What to produce >> Identify every line in the records below that contains the word "checked", and reproduce each one.

Dataset items >>
■ ■ ■

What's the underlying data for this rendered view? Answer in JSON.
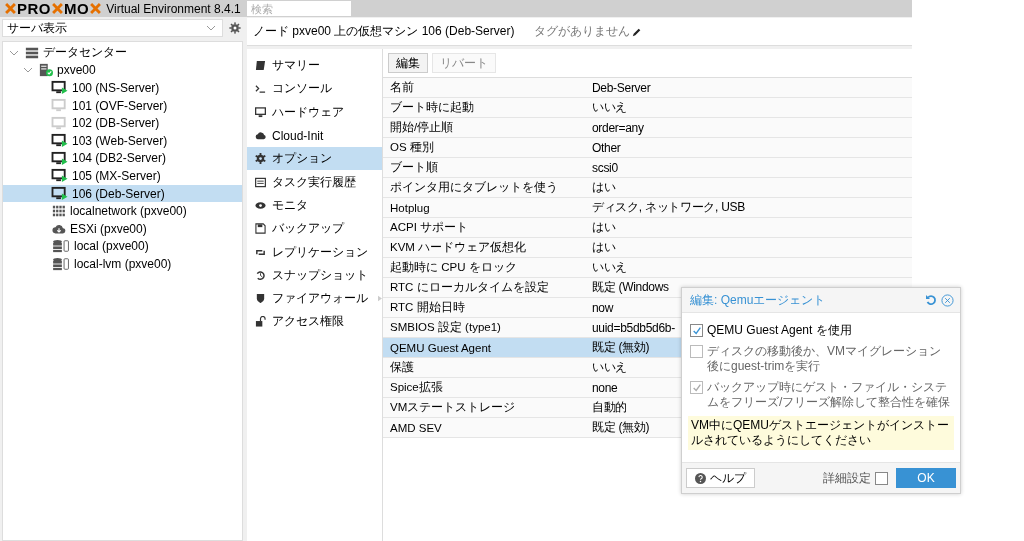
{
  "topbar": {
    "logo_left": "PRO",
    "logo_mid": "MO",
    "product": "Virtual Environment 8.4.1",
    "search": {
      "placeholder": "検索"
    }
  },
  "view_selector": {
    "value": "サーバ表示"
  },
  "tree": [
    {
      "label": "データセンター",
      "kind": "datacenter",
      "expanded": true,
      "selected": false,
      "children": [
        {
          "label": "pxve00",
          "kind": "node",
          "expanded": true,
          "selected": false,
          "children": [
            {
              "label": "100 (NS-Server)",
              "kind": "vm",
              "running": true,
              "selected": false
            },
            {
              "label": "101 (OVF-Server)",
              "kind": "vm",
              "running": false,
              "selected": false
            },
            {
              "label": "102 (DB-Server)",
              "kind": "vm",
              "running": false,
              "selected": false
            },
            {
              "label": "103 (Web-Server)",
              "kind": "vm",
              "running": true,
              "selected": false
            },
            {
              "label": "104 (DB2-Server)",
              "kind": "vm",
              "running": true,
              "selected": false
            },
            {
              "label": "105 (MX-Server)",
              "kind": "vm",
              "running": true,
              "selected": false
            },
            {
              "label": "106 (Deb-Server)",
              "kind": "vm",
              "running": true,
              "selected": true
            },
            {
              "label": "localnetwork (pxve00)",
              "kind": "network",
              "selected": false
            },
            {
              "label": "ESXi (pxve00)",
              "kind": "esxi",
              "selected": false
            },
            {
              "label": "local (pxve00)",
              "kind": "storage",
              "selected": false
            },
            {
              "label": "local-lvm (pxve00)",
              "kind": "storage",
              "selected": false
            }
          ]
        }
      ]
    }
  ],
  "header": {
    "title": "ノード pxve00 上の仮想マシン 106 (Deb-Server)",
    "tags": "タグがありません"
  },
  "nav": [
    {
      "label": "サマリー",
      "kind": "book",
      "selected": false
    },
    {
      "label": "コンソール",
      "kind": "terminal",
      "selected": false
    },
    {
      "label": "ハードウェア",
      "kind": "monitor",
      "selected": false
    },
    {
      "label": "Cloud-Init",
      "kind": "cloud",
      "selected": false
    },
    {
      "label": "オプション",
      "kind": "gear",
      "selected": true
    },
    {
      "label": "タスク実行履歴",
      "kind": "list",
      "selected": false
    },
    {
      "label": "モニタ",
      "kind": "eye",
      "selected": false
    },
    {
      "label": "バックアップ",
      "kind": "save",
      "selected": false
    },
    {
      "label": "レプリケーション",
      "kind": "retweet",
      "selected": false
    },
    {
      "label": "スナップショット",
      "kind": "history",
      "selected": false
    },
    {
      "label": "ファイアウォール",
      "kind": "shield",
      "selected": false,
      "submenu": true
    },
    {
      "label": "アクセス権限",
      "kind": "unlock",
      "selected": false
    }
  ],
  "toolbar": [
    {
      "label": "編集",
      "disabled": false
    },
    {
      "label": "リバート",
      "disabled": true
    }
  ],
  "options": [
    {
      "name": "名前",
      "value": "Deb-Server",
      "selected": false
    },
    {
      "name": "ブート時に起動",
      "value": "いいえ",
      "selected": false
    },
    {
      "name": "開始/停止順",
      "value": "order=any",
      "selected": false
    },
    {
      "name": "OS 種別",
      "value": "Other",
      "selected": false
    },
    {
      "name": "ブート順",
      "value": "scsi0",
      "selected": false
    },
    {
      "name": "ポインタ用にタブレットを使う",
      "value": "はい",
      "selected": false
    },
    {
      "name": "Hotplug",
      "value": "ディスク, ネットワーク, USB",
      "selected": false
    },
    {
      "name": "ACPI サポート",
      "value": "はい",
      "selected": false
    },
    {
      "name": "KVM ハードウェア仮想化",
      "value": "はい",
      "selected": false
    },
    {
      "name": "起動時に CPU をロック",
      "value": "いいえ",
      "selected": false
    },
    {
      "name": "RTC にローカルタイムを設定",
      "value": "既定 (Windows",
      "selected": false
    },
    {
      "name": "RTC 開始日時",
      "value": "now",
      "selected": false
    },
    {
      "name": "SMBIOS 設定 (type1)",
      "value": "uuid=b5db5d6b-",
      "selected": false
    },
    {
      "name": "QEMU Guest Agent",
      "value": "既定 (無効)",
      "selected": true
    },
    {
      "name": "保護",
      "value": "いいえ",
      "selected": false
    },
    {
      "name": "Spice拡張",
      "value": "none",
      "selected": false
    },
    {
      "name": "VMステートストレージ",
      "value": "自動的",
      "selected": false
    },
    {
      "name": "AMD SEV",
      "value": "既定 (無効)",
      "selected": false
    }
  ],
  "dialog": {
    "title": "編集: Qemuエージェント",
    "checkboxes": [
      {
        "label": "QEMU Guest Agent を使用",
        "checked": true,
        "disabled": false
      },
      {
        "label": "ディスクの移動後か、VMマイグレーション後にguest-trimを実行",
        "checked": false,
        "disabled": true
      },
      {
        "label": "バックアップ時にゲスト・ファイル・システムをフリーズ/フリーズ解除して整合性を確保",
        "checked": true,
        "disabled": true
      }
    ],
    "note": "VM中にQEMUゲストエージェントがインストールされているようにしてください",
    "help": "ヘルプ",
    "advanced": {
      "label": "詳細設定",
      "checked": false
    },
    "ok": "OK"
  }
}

■ ■ ■

Solution for this task >>
        "checked": true,
        "checked": false,
        "checked": true,
      "checked": false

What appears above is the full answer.